* **OBJECTIVE**
Below are some entries; can you quote all of them exactly?

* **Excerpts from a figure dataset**

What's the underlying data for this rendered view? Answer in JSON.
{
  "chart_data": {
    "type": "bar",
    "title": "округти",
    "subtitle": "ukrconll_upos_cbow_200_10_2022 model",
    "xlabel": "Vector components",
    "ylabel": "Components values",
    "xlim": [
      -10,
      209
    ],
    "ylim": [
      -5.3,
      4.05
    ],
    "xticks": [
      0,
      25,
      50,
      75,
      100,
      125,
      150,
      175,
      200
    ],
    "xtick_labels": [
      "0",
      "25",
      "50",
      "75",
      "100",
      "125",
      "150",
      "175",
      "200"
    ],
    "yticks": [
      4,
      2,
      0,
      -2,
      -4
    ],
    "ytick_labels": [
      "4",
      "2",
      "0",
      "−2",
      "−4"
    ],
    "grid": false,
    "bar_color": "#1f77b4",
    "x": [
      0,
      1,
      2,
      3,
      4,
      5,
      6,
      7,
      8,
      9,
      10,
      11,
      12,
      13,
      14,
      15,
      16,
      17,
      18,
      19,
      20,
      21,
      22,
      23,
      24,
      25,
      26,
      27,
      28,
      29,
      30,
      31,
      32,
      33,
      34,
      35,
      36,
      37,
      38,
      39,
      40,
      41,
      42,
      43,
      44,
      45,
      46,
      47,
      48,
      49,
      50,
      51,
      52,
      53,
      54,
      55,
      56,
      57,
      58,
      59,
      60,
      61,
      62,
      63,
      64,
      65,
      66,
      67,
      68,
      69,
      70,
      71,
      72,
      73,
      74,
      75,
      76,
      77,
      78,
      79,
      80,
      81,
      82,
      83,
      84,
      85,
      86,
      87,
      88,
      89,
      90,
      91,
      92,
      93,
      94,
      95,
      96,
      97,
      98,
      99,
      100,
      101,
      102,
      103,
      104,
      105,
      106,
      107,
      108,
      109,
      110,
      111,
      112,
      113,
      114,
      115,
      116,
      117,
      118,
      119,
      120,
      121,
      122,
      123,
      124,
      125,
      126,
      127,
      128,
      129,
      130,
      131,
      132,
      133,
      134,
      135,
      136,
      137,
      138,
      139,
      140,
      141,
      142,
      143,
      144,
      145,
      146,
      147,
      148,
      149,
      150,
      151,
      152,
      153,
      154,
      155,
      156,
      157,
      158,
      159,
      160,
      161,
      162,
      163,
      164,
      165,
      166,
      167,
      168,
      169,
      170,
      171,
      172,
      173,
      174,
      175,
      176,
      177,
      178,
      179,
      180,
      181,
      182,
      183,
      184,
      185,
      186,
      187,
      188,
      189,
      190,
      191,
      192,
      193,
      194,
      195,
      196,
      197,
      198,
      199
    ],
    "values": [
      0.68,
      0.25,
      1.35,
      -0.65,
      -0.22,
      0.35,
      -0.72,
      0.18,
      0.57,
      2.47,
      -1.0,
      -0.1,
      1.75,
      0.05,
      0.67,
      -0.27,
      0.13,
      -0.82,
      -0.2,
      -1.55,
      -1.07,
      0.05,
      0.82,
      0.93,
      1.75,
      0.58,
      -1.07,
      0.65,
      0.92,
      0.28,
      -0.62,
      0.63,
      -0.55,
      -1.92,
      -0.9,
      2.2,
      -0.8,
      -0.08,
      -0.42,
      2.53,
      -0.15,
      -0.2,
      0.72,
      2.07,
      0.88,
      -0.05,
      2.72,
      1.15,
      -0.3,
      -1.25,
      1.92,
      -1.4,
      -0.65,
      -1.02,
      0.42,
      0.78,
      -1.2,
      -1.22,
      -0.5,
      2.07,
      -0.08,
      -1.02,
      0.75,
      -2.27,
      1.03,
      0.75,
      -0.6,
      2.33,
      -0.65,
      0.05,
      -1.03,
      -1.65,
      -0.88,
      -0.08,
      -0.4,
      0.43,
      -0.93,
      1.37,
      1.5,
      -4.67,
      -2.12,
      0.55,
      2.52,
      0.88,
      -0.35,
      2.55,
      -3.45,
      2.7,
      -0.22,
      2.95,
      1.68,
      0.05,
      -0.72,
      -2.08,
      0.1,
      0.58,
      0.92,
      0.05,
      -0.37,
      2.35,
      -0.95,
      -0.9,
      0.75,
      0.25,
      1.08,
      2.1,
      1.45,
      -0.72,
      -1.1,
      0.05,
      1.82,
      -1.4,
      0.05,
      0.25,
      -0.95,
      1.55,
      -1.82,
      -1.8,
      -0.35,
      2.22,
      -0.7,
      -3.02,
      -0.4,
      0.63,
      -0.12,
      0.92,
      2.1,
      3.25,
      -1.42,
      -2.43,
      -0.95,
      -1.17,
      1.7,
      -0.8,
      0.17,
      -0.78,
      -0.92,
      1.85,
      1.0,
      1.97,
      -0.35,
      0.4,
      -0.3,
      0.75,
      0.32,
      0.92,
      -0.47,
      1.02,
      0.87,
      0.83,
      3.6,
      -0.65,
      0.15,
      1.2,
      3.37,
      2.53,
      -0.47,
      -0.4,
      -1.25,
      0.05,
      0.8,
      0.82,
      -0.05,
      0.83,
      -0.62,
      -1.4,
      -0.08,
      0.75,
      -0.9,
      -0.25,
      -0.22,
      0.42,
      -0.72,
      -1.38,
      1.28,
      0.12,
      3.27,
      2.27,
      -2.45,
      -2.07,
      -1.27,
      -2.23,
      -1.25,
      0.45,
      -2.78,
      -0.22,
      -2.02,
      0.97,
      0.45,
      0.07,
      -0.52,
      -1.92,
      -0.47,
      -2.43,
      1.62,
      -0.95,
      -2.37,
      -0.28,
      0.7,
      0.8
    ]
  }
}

* **SOLUTION TO THE EXERCISE**
What's the underlying data for this rendered view? Answer in JSON.
{
  "chart_data": {
    "type": "bar",
    "title": "округти",
    "subtitle": "ukrconll_upos_cbow_200_10_2022 model",
    "xlabel": "Vector components",
    "ylabel": "Components values",
    "xlim": [
      -10,
      209
    ],
    "ylim": [
      -5.3,
      4.05
    ],
    "xticks": [
      0,
      25,
      50,
      75,
      100,
      125,
      150,
      175,
      200
    ],
    "xtick_labels": [
      "0",
      "25",
      "50",
      "75",
      "100",
      "125",
      "150",
      "175",
      "200"
    ],
    "yticks": [
      4,
      2,
      0,
      -2,
      -4
    ],
    "ytick_labels": [
      "4",
      "2",
      "0",
      "−2",
      "−4"
    ],
    "grid": false,
    "bar_color": "#1f77b4",
    "x": [
      0,
      1,
      2,
      3,
      4,
      5,
      6,
      7,
      8,
      9,
      10,
      11,
      12,
      13,
      14,
      15,
      16,
      17,
      18,
      19,
      20,
      21,
      22,
      23,
      24,
      25,
      26,
      27,
      28,
      29,
      30,
      31,
      32,
      33,
      34,
      35,
      36,
      37,
      38,
      39,
      40,
      41,
      42,
      43,
      44,
      45,
      46,
      47,
      48,
      49,
      50,
      51,
      52,
      53,
      54,
      55,
      56,
      57,
      58,
      59,
      60,
      61,
      62,
      63,
      64,
      65,
      66,
      67,
      68,
      69,
      70,
      71,
      72,
      73,
      74,
      75,
      76,
      77,
      78,
      79,
      80,
      81,
      82,
      83,
      84,
      85,
      86,
      87,
      88,
      89,
      90,
      91,
      92,
      93,
      94,
      95,
      96,
      97,
      98,
      99,
      100,
      101,
      102,
      103,
      104,
      105,
      106,
      107,
      108,
      109,
      110,
      111,
      112,
      113,
      114,
      115,
      116,
      117,
      118,
      119,
      120,
      121,
      122,
      123,
      124,
      125,
      126,
      127,
      128,
      129,
      130,
      131,
      132,
      133,
      134,
      135,
      136,
      137,
      138,
      139,
      140,
      141,
      142,
      143,
      144,
      145,
      146,
      147,
      148,
      149,
      150,
      151,
      152,
      153,
      154,
      155,
      156,
      157,
      158,
      159,
      160,
      161,
      162,
      163,
      164,
      165,
      166,
      167,
      168,
      169,
      170,
      171,
      172,
      173,
      174,
      175,
      176,
      177,
      178,
      179,
      180,
      181,
      182,
      183,
      184,
      185,
      186,
      187,
      188,
      189,
      190,
      191,
      192,
      193,
      194,
      195,
      196,
      197,
      198,
      199
    ],
    "values": [
      0.68,
      0.25,
      1.35,
      -0.65,
      -0.22,
      0.35,
      -0.72,
      0.18,
      0.57,
      2.47,
      -1.0,
      -0.1,
      1.75,
      0.05,
      0.67,
      -0.27,
      0.13,
      -0.82,
      -0.2,
      -1.55,
      -1.07,
      0.05,
      0.82,
      0.93,
      1.75,
      0.58,
      -1.07,
      0.65,
      0.92,
      0.28,
      -0.62,
      0.63,
      -0.55,
      -1.92,
      -0.9,
      2.2,
      -0.8,
      -0.08,
      -0.42,
      2.53,
      -0.15,
      -0.2,
      0.72,
      2.07,
      0.88,
      -0.05,
      2.72,
      1.15,
      -0.3,
      -1.25,
      1.92,
      -1.4,
      -0.65,
      -1.02,
      0.42,
      0.78,
      -1.2,
      -1.22,
      -0.5,
      2.07,
      -0.08,
      -1.02,
      0.75,
      -2.27,
      1.03,
      0.75,
      -0.6,
      2.33,
      -0.65,
      0.05,
      -1.03,
      -1.65,
      -0.88,
      -0.08,
      -0.4,
      0.43,
      -0.93,
      1.37,
      1.5,
      -4.67,
      -2.12,
      0.55,
      2.52,
      0.88,
      -0.35,
      2.55,
      -3.45,
      2.7,
      -0.22,
      2.95,
      1.68,
      0.05,
      -0.72,
      -2.08,
      0.1,
      0.58,
      0.92,
      0.05,
      -0.37,
      2.35,
      -0.95,
      -0.9,
      0.75,
      0.25,
      1.08,
      2.1,
      1.45,
      -0.72,
      -1.1,
      0.05,
      1.82,
      -1.4,
      0.05,
      0.25,
      -0.95,
      1.55,
      -1.82,
      -1.8,
      -0.35,
      2.22,
      -0.7,
      -3.02,
      -0.4,
      0.63,
      -0.12,
      0.92,
      2.1,
      3.25,
      -1.42,
      -2.43,
      -0.95,
      -1.17,
      1.7,
      -0.8,
      0.17,
      -0.78,
      -0.92,
      1.85,
      1.0,
      1.97,
      -0.35,
      0.4,
      -0.3,
      0.75,
      0.32,
      0.92,
      -0.47,
      1.02,
      0.87,
      0.83,
      3.6,
      -0.65,
      0.15,
      1.2,
      3.37,
      2.53,
      -0.47,
      -0.4,
      -1.25,
      0.05,
      0.8,
      0.82,
      -0.05,
      0.83,
      -0.62,
      -1.4,
      -0.08,
      0.75,
      -0.9,
      -0.25,
      -0.22,
      0.42,
      -0.72,
      -1.38,
      1.28,
      0.12,
      3.27,
      2.27,
      -2.45,
      -2.07,
      -1.27,
      -2.23,
      -1.25,
      0.45,
      -2.78,
      -0.22,
      -2.02,
      0.97,
      0.45,
      0.07,
      -0.52,
      -1.92,
      -0.47,
      -2.43,
      1.62,
      -0.95,
      -2.37,
      -0.28,
      0.7,
      0.8
    ]
  }
}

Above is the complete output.